"""

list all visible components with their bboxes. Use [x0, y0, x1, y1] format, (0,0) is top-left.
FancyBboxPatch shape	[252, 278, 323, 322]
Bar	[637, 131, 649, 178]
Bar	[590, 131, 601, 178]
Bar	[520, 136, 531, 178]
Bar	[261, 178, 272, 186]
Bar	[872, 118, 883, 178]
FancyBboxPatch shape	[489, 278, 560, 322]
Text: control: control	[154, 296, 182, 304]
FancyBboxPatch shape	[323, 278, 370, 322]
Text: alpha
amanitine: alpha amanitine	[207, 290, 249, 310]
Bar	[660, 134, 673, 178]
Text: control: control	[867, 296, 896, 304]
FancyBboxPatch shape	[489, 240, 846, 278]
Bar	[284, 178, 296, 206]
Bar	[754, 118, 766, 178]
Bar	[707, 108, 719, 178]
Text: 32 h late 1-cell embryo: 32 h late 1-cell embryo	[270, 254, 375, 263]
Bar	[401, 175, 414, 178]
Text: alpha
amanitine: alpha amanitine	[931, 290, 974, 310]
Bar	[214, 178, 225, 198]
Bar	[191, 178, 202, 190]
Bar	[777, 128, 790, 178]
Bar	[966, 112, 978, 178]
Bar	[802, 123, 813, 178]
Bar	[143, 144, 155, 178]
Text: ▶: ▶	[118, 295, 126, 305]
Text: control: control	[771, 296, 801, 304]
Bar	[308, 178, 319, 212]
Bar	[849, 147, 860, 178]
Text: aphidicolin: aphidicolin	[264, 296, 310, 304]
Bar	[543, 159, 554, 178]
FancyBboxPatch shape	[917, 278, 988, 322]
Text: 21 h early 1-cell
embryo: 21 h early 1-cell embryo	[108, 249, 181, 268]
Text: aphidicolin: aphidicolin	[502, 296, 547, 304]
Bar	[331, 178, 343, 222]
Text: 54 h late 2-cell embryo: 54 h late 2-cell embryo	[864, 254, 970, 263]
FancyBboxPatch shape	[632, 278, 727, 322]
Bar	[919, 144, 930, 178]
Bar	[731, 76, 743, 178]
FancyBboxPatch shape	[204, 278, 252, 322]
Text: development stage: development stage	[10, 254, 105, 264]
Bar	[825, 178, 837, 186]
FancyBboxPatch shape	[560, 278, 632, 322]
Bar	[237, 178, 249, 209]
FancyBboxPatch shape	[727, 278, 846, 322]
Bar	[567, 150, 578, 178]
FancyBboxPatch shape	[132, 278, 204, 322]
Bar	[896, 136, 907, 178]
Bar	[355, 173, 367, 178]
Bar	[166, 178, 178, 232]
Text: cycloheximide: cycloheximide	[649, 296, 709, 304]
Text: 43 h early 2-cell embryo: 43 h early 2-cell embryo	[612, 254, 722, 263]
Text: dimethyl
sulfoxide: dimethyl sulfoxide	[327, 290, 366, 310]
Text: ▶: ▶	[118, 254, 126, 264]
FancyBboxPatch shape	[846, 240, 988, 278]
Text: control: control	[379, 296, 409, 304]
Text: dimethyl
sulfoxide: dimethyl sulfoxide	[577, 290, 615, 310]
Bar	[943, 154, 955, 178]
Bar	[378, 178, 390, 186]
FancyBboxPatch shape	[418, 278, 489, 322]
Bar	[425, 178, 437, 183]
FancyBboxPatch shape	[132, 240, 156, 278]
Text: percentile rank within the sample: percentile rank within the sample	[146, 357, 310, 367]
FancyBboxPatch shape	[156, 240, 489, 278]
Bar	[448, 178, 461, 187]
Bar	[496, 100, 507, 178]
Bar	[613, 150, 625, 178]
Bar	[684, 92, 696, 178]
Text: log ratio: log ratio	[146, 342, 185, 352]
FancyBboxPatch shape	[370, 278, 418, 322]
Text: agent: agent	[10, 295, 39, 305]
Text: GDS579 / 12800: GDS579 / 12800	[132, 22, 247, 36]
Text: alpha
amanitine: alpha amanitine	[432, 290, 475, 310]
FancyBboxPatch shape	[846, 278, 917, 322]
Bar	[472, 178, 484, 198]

"""

Copy out every one of the lines above, keeping each character unchanged.

:: TASK RESULT ::
list all visible components with their bboxes. Use [x0, y0, x1, y1] format, (0,0) is top-left.
FancyBboxPatch shape	[252, 278, 323, 322]
Bar	[637, 131, 649, 178]
Bar	[590, 131, 601, 178]
Bar	[520, 136, 531, 178]
Bar	[261, 178, 272, 186]
Bar	[872, 118, 883, 178]
FancyBboxPatch shape	[489, 278, 560, 322]
Text: control: control	[154, 296, 182, 304]
FancyBboxPatch shape	[323, 278, 370, 322]
Text: alpha
amanitine: alpha amanitine	[207, 290, 249, 310]
Bar	[660, 134, 673, 178]
Text: control: control	[867, 296, 896, 304]
FancyBboxPatch shape	[489, 240, 846, 278]
Bar	[284, 178, 296, 206]
Bar	[754, 118, 766, 178]
Bar	[707, 108, 719, 178]
Text: 32 h late 1-cell embryo: 32 h late 1-cell embryo	[270, 254, 375, 263]
Bar	[401, 175, 414, 178]
Text: alpha
amanitine: alpha amanitine	[931, 290, 974, 310]
Bar	[214, 178, 225, 198]
Bar	[191, 178, 202, 190]
Bar	[777, 128, 790, 178]
Bar	[966, 112, 978, 178]
Bar	[802, 123, 813, 178]
Bar	[143, 144, 155, 178]
Text: ▶: ▶	[118, 295, 126, 305]
Text: control: control	[771, 296, 801, 304]
Bar	[308, 178, 319, 212]
Bar	[849, 147, 860, 178]
Text: aphidicolin: aphidicolin	[264, 296, 310, 304]
Bar	[543, 159, 554, 178]
FancyBboxPatch shape	[917, 278, 988, 322]
Text: 21 h early 1-cell
embryo: 21 h early 1-cell embryo	[108, 249, 181, 268]
Text: aphidicolin: aphidicolin	[502, 296, 547, 304]
Bar	[331, 178, 343, 222]
Text: 54 h late 2-cell embryo: 54 h late 2-cell embryo	[864, 254, 970, 263]
FancyBboxPatch shape	[632, 278, 727, 322]
Bar	[919, 144, 930, 178]
Bar	[731, 76, 743, 178]
FancyBboxPatch shape	[204, 278, 252, 322]
Text: development stage: development stage	[10, 254, 105, 264]
Bar	[825, 178, 837, 186]
FancyBboxPatch shape	[560, 278, 632, 322]
Bar	[237, 178, 249, 209]
FancyBboxPatch shape	[727, 278, 846, 322]
Bar	[567, 150, 578, 178]
FancyBboxPatch shape	[132, 278, 204, 322]
Bar	[896, 136, 907, 178]
Bar	[355, 173, 367, 178]
Bar	[166, 178, 178, 232]
Text: cycloheximide: cycloheximide	[649, 296, 709, 304]
Text: 43 h early 2-cell embryo: 43 h early 2-cell embryo	[612, 254, 722, 263]
Text: dimethyl
sulfoxide: dimethyl sulfoxide	[327, 290, 366, 310]
Text: ▶: ▶	[118, 254, 126, 264]
FancyBboxPatch shape	[846, 240, 988, 278]
Text: control: control	[379, 296, 409, 304]
Text: dimethyl
sulfoxide: dimethyl sulfoxide	[577, 290, 615, 310]
Bar	[943, 154, 955, 178]
Bar	[378, 178, 390, 186]
FancyBboxPatch shape	[418, 278, 489, 322]
Bar	[425, 178, 437, 183]
FancyBboxPatch shape	[132, 240, 156, 278]
Text: percentile rank within the sample: percentile rank within the sample	[146, 357, 310, 367]
FancyBboxPatch shape	[156, 240, 489, 278]
Bar	[448, 178, 461, 187]
Bar	[496, 100, 507, 178]
Bar	[613, 150, 625, 178]
Bar	[684, 92, 696, 178]
Text: log ratio: log ratio	[146, 342, 185, 352]
FancyBboxPatch shape	[370, 278, 418, 322]
Text: agent: agent	[10, 295, 39, 305]
Text: GDS579 / 12800: GDS579 / 12800	[132, 22, 247, 36]
Text: alpha
amanitine: alpha amanitine	[432, 290, 475, 310]
FancyBboxPatch shape	[846, 278, 917, 322]
Bar	[472, 178, 484, 198]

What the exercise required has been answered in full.